_ACTIVITY_. Reproduce word for word the portion of the water-bottle account starting at "Today there was" and ending at "another great idea)".

_READING PASSAGE_.
I’m Good At My Job – Wednesday August 5 2009

2753998700_086861e545One of my assigned tasks at work is to replace the water bottle on the Hinkley Springs dispenser.  I’m not exactly sure how big the bottle is, but my estimate is about 58 gallons.  Give or take.  Maybe 65.

 

I’ve worked out a system: First I remove the empty container.  Next I bend down, grasp the middle of the bottle, lift with my legs and heave it on the cabinet next to the water dispenser.  There are several huge scratches in the wood from my efforts.  After ten deep breaths, I put one hand on the bottom of the 97 gallon jug, one hand on the side, and heave it UP and OVER onto the rickety base.  Usually about one cup of water splashes onto the floor and wall as I do this.

 

Today there was an unprecedented breakdown in the system.  I was trying to be real cool and show the new hire how I can easily lift and flip the 108 gallon jug.  As I turned to grin, I felt the bottle slip.  Refusing to soak myself with water a la Liz Lemon, I hitched my wrist in an unnatural position and slammed the bottle into the wee dispenser.

 

I missed.  Water poured all over the power strip and electrical socket on the floor and walls.  (I put the power strip there a few months earlier in an execution of yet another great idea)

 

“AHHHHHHH” Yelled the new hire.

_PROVIDED MATERIAL_.
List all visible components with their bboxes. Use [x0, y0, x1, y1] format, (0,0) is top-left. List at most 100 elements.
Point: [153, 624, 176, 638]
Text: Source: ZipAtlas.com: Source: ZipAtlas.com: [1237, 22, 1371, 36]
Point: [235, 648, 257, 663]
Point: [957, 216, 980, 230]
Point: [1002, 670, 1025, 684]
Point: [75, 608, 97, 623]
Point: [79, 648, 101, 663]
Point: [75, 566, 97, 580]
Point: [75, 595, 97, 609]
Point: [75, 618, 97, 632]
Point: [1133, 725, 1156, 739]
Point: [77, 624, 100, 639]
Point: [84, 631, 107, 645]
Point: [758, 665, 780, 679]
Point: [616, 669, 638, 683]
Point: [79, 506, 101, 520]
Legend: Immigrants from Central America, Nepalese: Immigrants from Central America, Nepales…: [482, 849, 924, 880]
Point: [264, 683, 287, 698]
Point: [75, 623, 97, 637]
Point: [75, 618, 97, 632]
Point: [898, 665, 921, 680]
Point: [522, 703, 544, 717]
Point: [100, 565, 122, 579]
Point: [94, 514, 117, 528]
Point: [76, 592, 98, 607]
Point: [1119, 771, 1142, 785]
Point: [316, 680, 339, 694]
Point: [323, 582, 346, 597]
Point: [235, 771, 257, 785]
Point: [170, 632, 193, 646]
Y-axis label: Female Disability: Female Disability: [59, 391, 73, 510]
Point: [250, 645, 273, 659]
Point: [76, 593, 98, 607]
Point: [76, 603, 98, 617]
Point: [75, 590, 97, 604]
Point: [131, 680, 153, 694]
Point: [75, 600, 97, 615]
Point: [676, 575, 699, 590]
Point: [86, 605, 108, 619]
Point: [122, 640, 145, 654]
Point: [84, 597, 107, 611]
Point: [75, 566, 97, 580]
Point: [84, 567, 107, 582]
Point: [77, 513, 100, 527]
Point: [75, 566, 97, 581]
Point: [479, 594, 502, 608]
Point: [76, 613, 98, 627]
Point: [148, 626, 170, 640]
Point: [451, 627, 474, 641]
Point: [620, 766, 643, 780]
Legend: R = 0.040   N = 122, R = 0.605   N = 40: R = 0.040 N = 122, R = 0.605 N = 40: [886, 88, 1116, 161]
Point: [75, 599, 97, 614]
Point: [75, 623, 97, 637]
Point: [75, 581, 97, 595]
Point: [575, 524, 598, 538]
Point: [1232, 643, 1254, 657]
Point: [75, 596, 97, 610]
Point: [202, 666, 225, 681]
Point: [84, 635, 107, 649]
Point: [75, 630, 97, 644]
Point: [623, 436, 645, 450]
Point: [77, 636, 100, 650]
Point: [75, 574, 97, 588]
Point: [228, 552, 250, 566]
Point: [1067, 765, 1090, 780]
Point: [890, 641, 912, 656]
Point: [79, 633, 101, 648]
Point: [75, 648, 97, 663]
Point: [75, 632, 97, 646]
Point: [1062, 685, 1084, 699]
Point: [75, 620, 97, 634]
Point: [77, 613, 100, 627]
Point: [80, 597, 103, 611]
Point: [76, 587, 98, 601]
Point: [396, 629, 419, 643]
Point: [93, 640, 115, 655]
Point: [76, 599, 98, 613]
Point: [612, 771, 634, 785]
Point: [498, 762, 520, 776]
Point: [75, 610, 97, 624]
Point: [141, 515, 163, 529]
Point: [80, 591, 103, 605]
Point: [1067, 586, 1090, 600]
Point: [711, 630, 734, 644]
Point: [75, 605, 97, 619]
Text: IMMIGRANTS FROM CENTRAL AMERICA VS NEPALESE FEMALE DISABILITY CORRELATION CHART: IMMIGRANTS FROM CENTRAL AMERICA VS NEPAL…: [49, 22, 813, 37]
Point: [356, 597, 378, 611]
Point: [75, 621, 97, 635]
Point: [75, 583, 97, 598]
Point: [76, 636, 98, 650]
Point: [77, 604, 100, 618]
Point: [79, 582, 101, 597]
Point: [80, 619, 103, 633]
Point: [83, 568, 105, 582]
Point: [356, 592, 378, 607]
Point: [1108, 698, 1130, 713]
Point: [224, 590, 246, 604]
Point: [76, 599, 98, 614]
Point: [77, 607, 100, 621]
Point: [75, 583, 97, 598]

_RESPONSE TO THE EXERCISE_.
Today there was an unprecedented breakdown in the system.  I was trying to be real cool and show the new hire how I can easily lift and flip the 108 gallon jug.  As I turned to grin, I felt the bottle slip.  Refusing to soak myself with water a la Liz Lemon, I hitched my wrist in an unnatural position and slammed the bottle into the wee dispenser.

 

I missed.  Water poured all over the power strip and electrical socket on the floor and walls.  (I put the power strip there a few months earlier in an execution of yet another great idea)